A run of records
+++

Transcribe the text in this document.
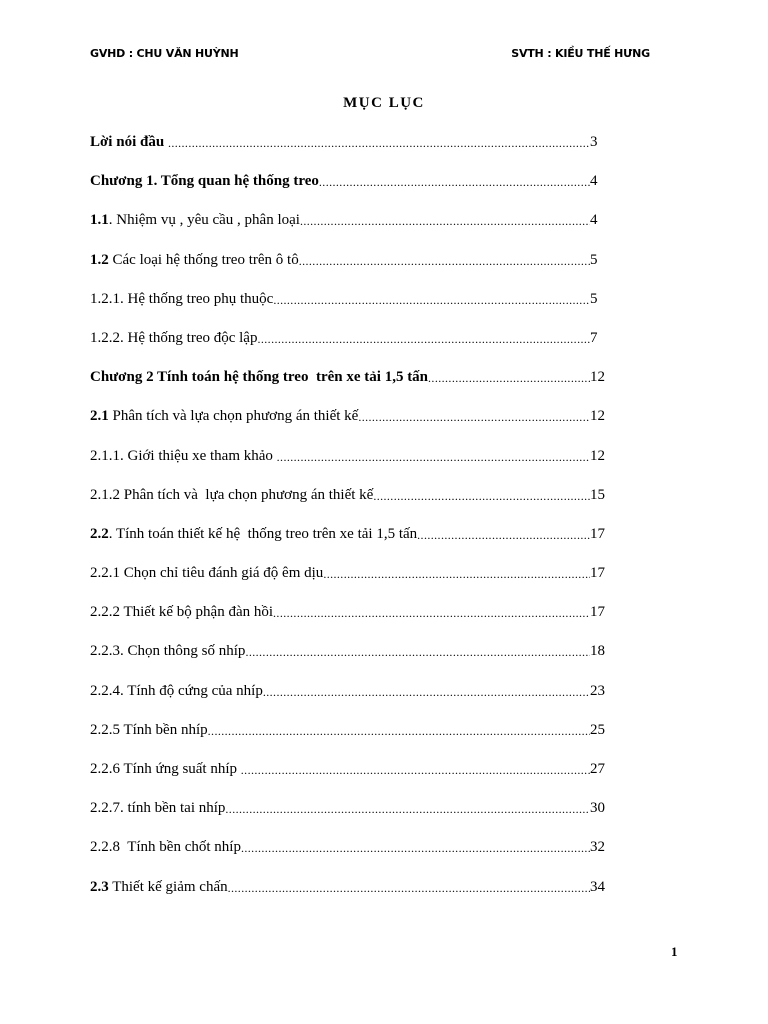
GVHD : CHU VĂN HUỲNH	SVTH : KIỀU THẾ HƯNG
MỤC LỤC
Lời nói đầu .....	3
Chương 1. Tổng quan hệ thống treo .....	4
1.1. Nhiệm vụ , yêu cầu , phân loại .....	4
1.2 Các loại hệ thống treo trên ô tô .....	5
1.2.1. Hệ thống treo phụ thuộc .....	5
1.2.2. Hệ thống treo độc lập .....	7
Chương 2 Tính toán hệ thống treo  trên xe tải 1,5 tấn .....	12
2.1 Phân tích và lựa chọn phương án thiết kế .....	12
2.1.1. Giới thiệu xe tham khảo .....	12
2.1.2 Phân tích và  lựa chọn phương án thiết kế .....	15
2.2. Tính toán thiết kế hệ  thống treo trên xe tải 1,5 tấn .....	17
2.2.1 Chọn chỉ tiêu đánh giá độ êm dịu .....	17
2.2.2 Thiết kế bộ phận đàn hồi .....	17
2.2.3. Chọn thông số nhíp .....	18
2.2.4. Tính độ cứng của nhíp .....	23
2.2.5 Tính bền nhíp .....	25
2.2.6 Tính ứng suất nhíp .....	27
2.2.7. tính bền tai nhíp .....	30
2.2.8  Tính bền chốt nhíp .....	32
2.3 Thiết kế giảm chấn .....	34
1
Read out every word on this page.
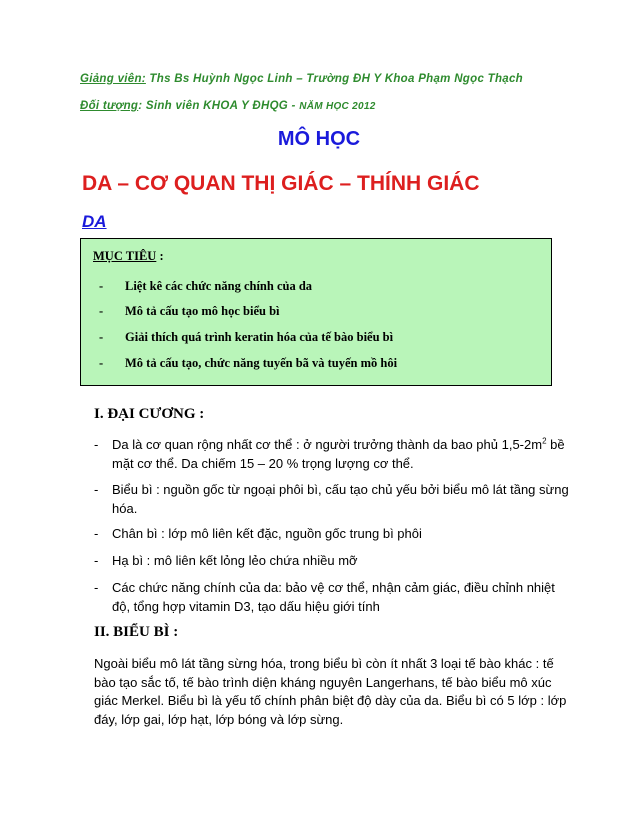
Giảng viên: Ths Bs Huỳnh Ngọc Linh – Trường ĐH Y Khoa Phạm Ngọc Thạch
Đối tượng: Sinh viên KHOA Y ĐHQG - NĂM HỌC 2012
MÔ HỌC
DA – CƠ QUAN THỊ GIÁC – THÍNH GIÁC
DA
MỤC TIÊU :
- Liệt kê các chức năng chính của da
- Mô tả cấu tạo mô học biểu bì
- Giải thích quá trình keratin hóa của tế bào biểu bì
- Mô tả cấu tạo, chức năng tuyến bã và tuyến mồ hôi
I. ĐẠI CƯƠNG :
- Da là cơ quan rộng nhất cơ thể : ở người trưởng thành da bao phủ $1,5-2m^2$ bề mặt cơ thể. Da chiếm 15 – 20 % trọng lượng cơ thể.
- Biểu bì : nguồn gốc từ ngoại phôi bì, cấu tạo chủ yếu bởi biểu mô lát tầng sừng hóa.
- Chân bì : lớp mô liên kết đặc, nguồn gốc trung bì phôi
- Hạ bì : mô liên kết lỏng lẻo chứa nhiều mỡ
- Các chức năng chính của da: bảo vệ cơ thể, nhận cảm giác, điều chỉnh nhiệt độ, tổng hợp vitamin D3, tạo dấu hiệu giới tính
II. BIỂU BÌ :
Ngoài biểu mô lát tầng sừng hóa, trong biểu bì còn ít nhất 3 loại tế bào khác : tế bào tạo sắc tố, tế bào trình diện kháng nguyên Langerhans, tế bào biểu mô xúc giác Merkel. Biểu bì là yếu tố chính phân biệt độ dày của da. Biểu bì có 5 lớp : lớp đáy, lớp gai, lớp hạt, lớp bóng và lớp sừng.
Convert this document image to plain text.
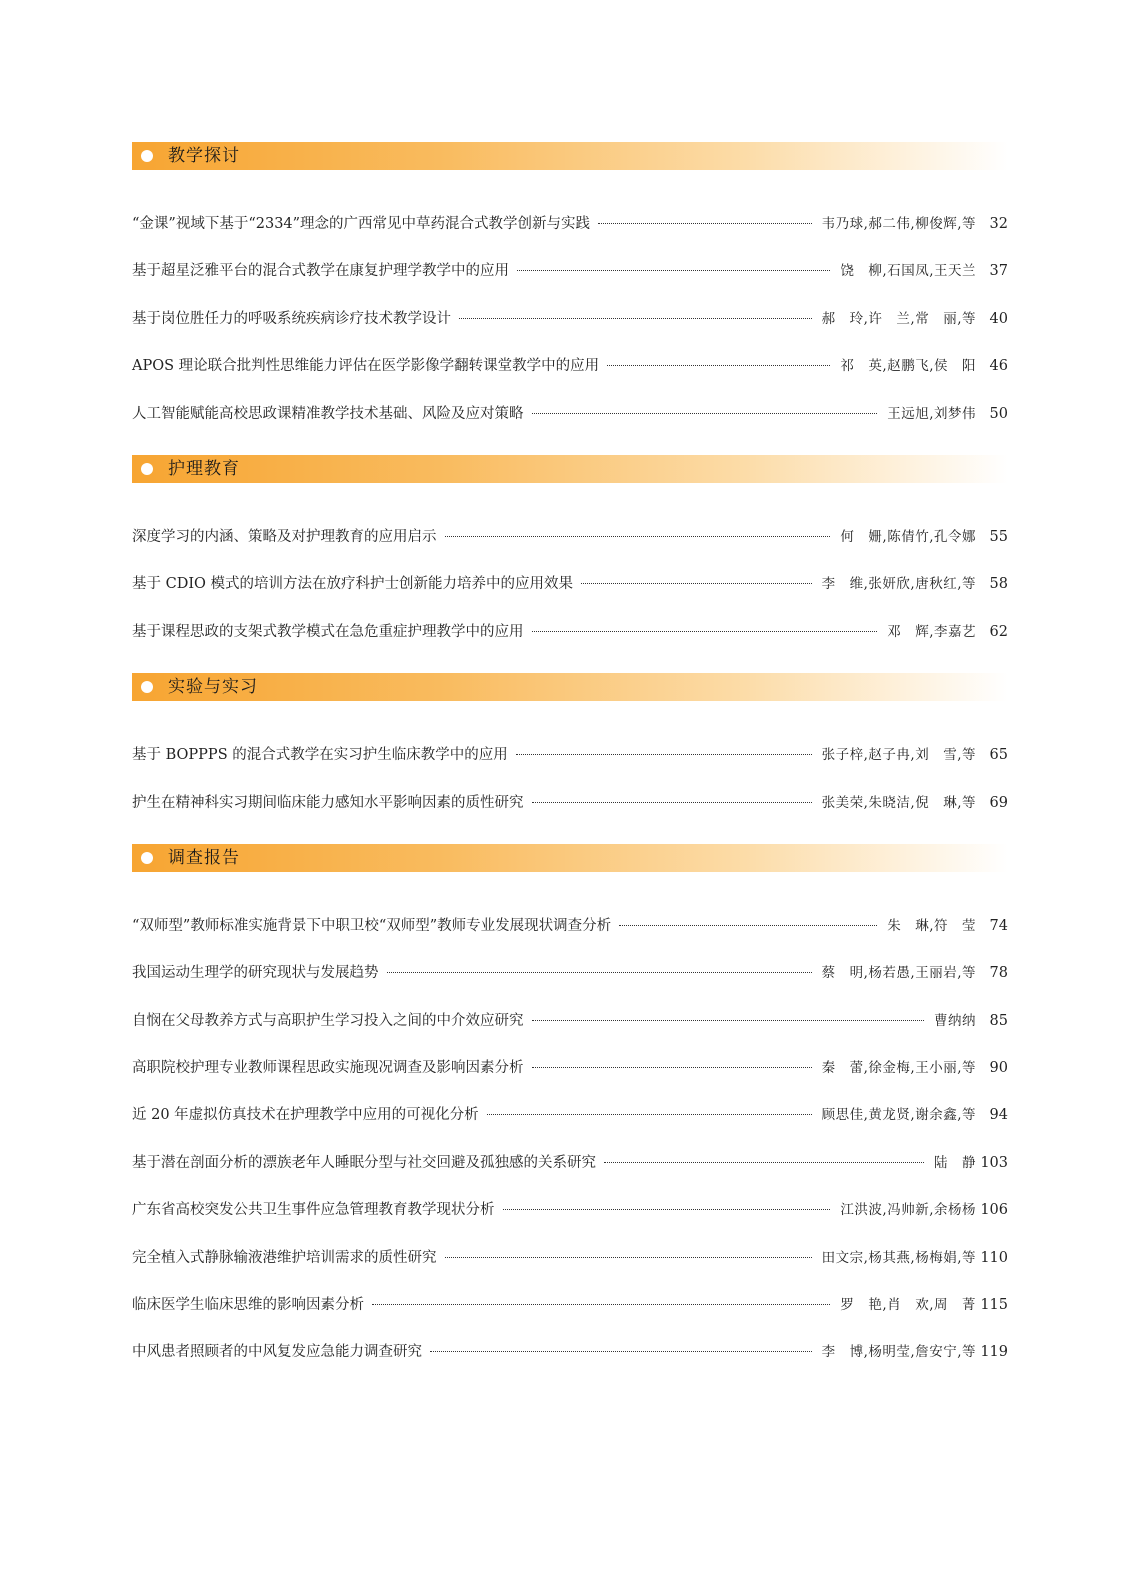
教学探讨
“金课”视域下基于“2334”理念的广西常见中草药混合式教学创新与实践	韦乃球,郝二伟,柳俊辉,等 32
基于超星泛雅平台的混合式教学在康复护理学教学中的应用	饶　柳,石国凤,王天兰 37
基于岗位胜任力的呼吸系统疾病诊疗技术教学设计	郝　玲,许　兰,常　丽,等 40
APOS 理论联合批判性思维能力评估在医学影像学翻转课堂教学中的应用	祁　英,赵鹏飞,侯　阳 46
人工智能赋能高校思政课精准教学技术基础、风险及应对策略	王远旭,刘梦伟 50
护理教育
深度学习的内涵、策略及对护理教育的应用启示	何　姗,陈倩竹,孔令娜 55
基于 CDIO 模式的培训方法在放疗科护士创新能力培养中的应用效果	李　维,张妍欣,唐秋红,等 58
基于课程思政的支架式教学模式在急危重症护理教学中的应用	邓　辉,李嘉艺 62
实验与实习
基于 BOPPPS 的混合式教学在实习护生临床教学中的应用	张子梓,赵子冉,刘　雪,等 65
护生在精神科实习期间临床能力感知水平影响因素的质性研究	张美荣,朱晓洁,倪　琳,等 69
调查报告
“双师型”教师标准实施背景下中职卫校“双师型”教师专业发展现状调查分析	朱　琳,符　莹 74
我国运动生理学的研究现状与发展趋势	蔡　明,杨若愚,王丽岩,等 78
自悯在父母教养方式与高职护生学习投入之间的中介效应研究	曹纳纳 85
高职院校护理专业教师课程思政实施现况调查及影响因素分析	秦　蕾,徐金梅,王小丽,等 90
近 20 年虚拟仿真技术在护理教学中应用的可视化分析	顾思佳,黄龙贤,谢余鑫,等 94
基于潜在剖面分析的漂族老年人睡眠分型与社交回避及孤独感的关系研究	陆　静 103
广东省高校突发公共卫生事件应急管理教育教学现状分析	江洪波,冯帅新,余杨杨 106
完全植入式静脉输液港维护培训需求的质性研究	田文宗,杨其燕,杨梅娟,等 110
临床医学生临床思维的影响因素分析	罗　艳,肖　欢,周　菁 115
中风患者照顾者的中风复发应急能力调查研究	李　博,杨明莹,詹安宁,等 119
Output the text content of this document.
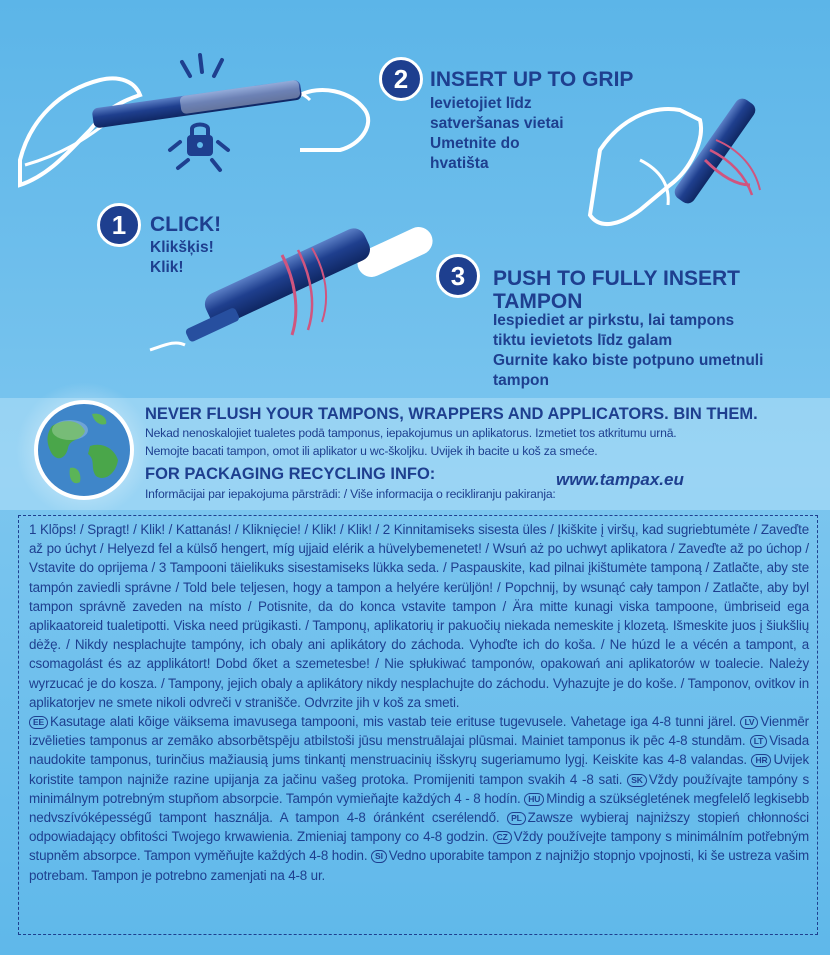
1	CLICK!
Klikšķis!
Klik!
2	INSERT UP TO GRIP
Ievietojiet līdz
satveršanas vietai
Umetnite do
hvatišta
3	PUSH TO FULLY INSERT
TAMPON
Iespiediet ar pirkstu, lai tampons
tiktu ievietots līdz galam
Gurnite kako biste potpuno umetnuli
tampon
NEVER FLUSH YOUR TAMPONS, WRAPPERS AND APPLICATORS. BIN THEM.
Nekad nenoskalojiet tualetes podā tamponus, iepakojumus un aplikatorus. Izmetiet tos atkritumu urnā.
Nemojte bacati tampon, omot ili aplikator u wc-školjku. Uvijek ih bacite u koš za smeće.
FOR PACKAGING RECYCLING INFO:
Informācijai par iepakojuma pārstrādi: / Više informacija o recikliranju pakiranja:
www.tampax.eu

1 Klõps! / Spragt! / Klik! / Kattanás! / Kliknięcie! / Klik! / Klik! / 2 Kinnitamiseks sisesta üles / Įkiškite į viršų, kad sugriebtumėte / Zaveďte až po úchyt / Helyezd fel a külső hengert, míg ujjaid elérik a hüvelybemenetet! / Wsuń aż po uchwyt aplikatora / Zaveďte až po úchop / Vstavite do oprijema / 3 Tampooni täielikuks sisestamiseks lükka seda. / Paspauskite, kad pilnai įkištumėte tamponą / Zatlačte, aby ste tampón zaviedli správne / Told bele teljesen, hogy a tampon a helyére kerüljön! / Popchnij, by wsunąć cały tampon / Zatlačte, aby byl tampon správně zaveden na místo / Potisnite, da do konca vstavite tampon / Ära mitte kunagi viska tampoone, ümbriseid ega aplikaatoreid tualetipotti. Viska need prügikasti. / Tamponų, aplikatorių ir pakuočių niekada nemeskite į klozetą. Išmeskite juos į šiukšlių dėžę. / Nikdy nesplachujte tampóny, ich obaly ani aplikátory do záchoda. Vyhoďte ich do koša. / Ne húzd le a vécén a tampont, a csomagolást és az applikátort! Dobd őket a szemetesbe! / Nie spłukiwać tamponów, opakowań ani aplikatorów w toalecie. Należy wyrzucać je do kosza. / Tampony, jejich obaly a aplikátory nikdy nesplachujte do záchodu. Vyhazujte je do koše. / Tamponov, ovitkov in aplikatorjev ne smete nikoli odvreči v straniščе. Odvrzite jih v koš za smeti.

EE Kasutage alati kõige väiksema imavusega tampooni, mis vastab teie erituse tugevusele. Vahetage iga 4-8 tunni järel. LV Vienmēr izvēlieties tamponus ar zemāko absorbētspēju atbilstoši jūsu menstruālajai plūsmai. Mainiet tamponus ik pēc 4-8 stundām. LT Visada naudokite tamponus, turinčius mažiausią jums tinkantį menstruacinių išskyrų sugeriamumo lygį. Keiskite kas 4-8 valandas. HR Uvijek koristite tampon najniže razine upijanja za jačinu vašeg protoka. Promijeniti tampon svakih 4 -8 sati. SK Vždy používajte tampóny s minimálnym potrebným stupňom absorpcie. Tampón vymieňajte každých 4 - 8 hodín. HU Mindig a szükségletének megfelelő legkisebb nedvszívóképességű tampont használja. A tampon 4-8 óránként cserélendő. PL Zawsze wybieraj najniższy stopień chłonności odpowiadający obfitości Twojego krwawienia. Zmieniaj tampony co 4-8 godzin. CZ Vždy používejte tampony s minimálním potřebným stupněm absorpce. Tampon vyměňujte každých 4-8 hodin. SI Vedno uporabite tampon z najnižjo stopnjo vpojnosti, ki še ustreza vašim potrebam. Tampon je potrebno zamenjati na 4-8 ur.
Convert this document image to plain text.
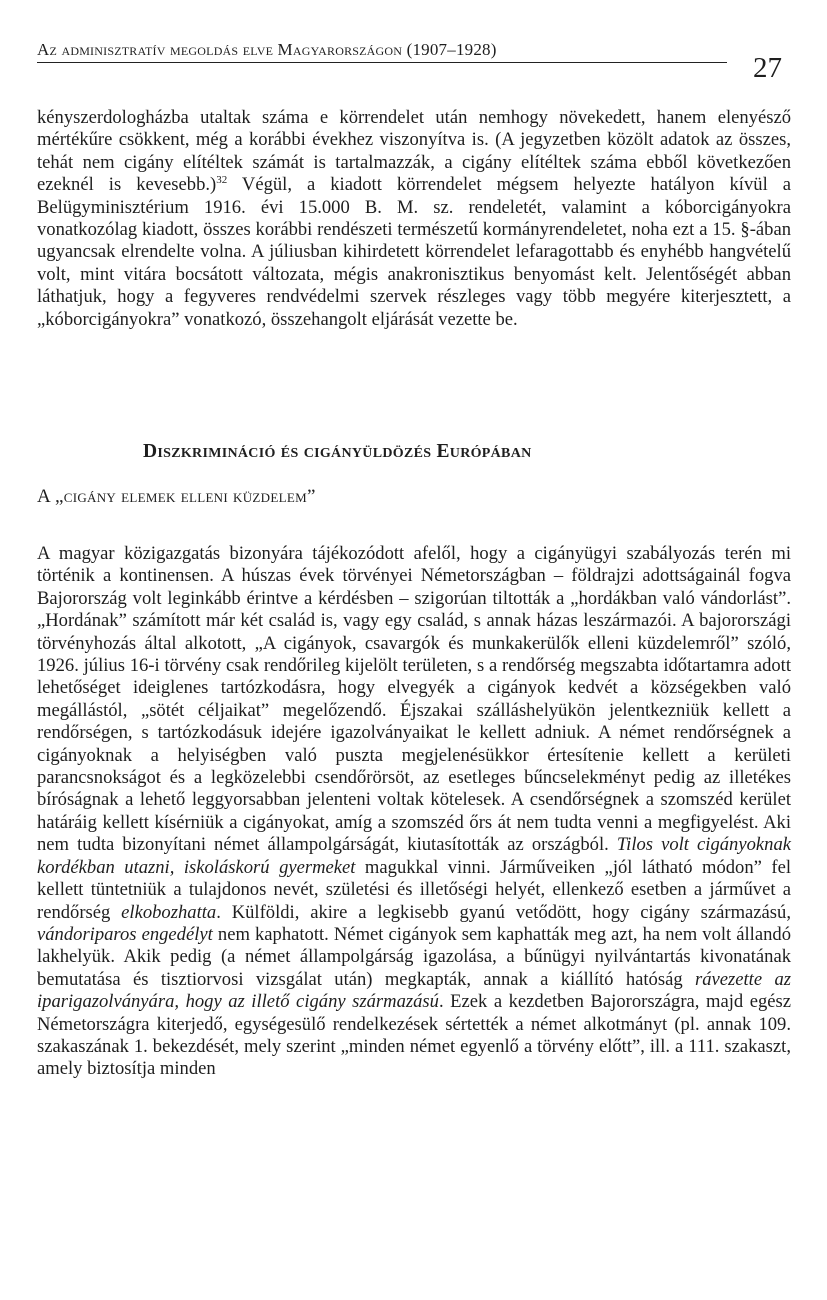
Az adminisztratív megoldás elve Magyarországon (1907–1928)
27

kényszerdologházba utaltak száma e körrendelet után nemhogy növekedett, hanem elenyésző mértékűre csökkent, még a korábbi évekhez viszonyítva is. (A jegyzetben közölt adatok az összes, tehát nem cigány elítéltek számát is tartalmazzák, a cigány elítéltek száma ebből következően ezeknél is kevesebb.)$^{32}$ Végül, a kiadott körrendelet mégsem helyezte hatályon kívül a Belügyminisztérium 1916. évi 15.000 B. M. sz. rendeletét, valamint a kóborcigányokra vonatkozólag kiadott, összes korábbi rendészeti természetű kormányrendeletet, noha ezt a 15. §-ában ugyancsak elrendelte volna. A júliusban kihirdetett körrendelet lefaragottabb és enyhébb hangvételű volt, mint vitára bocsátott változata, mégis anakronisztikus benyomást kelt. Jelentőségét abban láthatjuk, hogy a fegyveres rendvédelmi szervek részleges vagy több megyére kiterjesztett, a „kóborcigányokra” vonatkozó, összehangolt eljárását vezette be.

Diszkrimináció és cigányüldözés Európában
A „cigány elemek elleni küzdelem”

A magyar közigazgatás bizonyára tájékozódott afelől, hogy a cigányügyi szabályozás terén mi történik a kontinensen. A húszas évek törvényei Németországban – földrajzi adottságainál fogva Bajorország volt leginkább érintve a kérdésben – szigorúan tiltották a „hordákban való vándorlást”. „Hordának” számított már két család is, vagy egy család, s annak házas leszármazói. A bajorországi törvényhozás által alkotott, „A cigányok, csavargók és munkakerülők elleni küzdelemről” szóló, 1926. július 16-i törvény csak rendőrileg kijelölt területen, s a rendőrség megszabta időtartamra adott lehetőséget ideiglenes tartózkodásra, hogy elvegyék a cigányok kedvét a községekben való megállástól, „sötét céljaikat” megelőzendő. Éjszakai szálláshelyükön jelentkezniük kellett a rendőrségen, s tartózkodásuk idejére igazolványaikat le kellett adniuk. A német rendőrségnek a cigányoknak a helyiségben való puszta megjelenésükkor értesítenie kellett a kerületi parancsnokságot és a legközelebbi csendőrörsöt, az esetleges bűncselekményt pedig az illetékes bíróságnak a lehető leggyorsabban jelenteni voltak kötelesek. A csendőrségnek a szomszéd kerület határáig kellett kísérniük a cigányokat, amíg a szomszéd őrs át nem tudta venni a megfigyelést. Aki nem tudta bizonyítani német állampolgárságát, kiutasították az országból. Tilos volt cigányoknak kordékban utazni, iskoláskorú gyermeket magukkal vinni. Járműveiken „jól látható módon” fel kellett tüntetniük a tulajdonos nevét, születési és illetőségi helyét, ellenkező esetben a járművet a rendőrség elkobozhatta. Külföldi, akire a legkisebb gyanú vetődött, hogy cigány származású, vándoriparos engedélyt nem kaphatott. Német cigányok sem kaphatták meg azt, ha nem volt állandó lakhelyük. Akik pedig (a német állampolgárság igazolása, a bűnügyi nyilvántartás kivonatának bemutatása és tisztiorvosi vizsgálat után) megkapták, annak a kiállító hatóság rávezette az iparigazolványára, hogy az illető cigány származású. Ezek a kezdetben Bajorországra, majd egész Németországra kiterjedő, egységesülő rendelkezések sértették a német alkotmányt (pl. annak 109. szakaszának 1. bekezdését, mely szerint „minden német egyenlő a törvény előtt”, ill. a 111. szakaszt, amely biztosítja minden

+++

SHORT TASK
What is the number of lines above that contain the string "phôi"? Answer with the number alone.

COMPLETED EXERCISE
2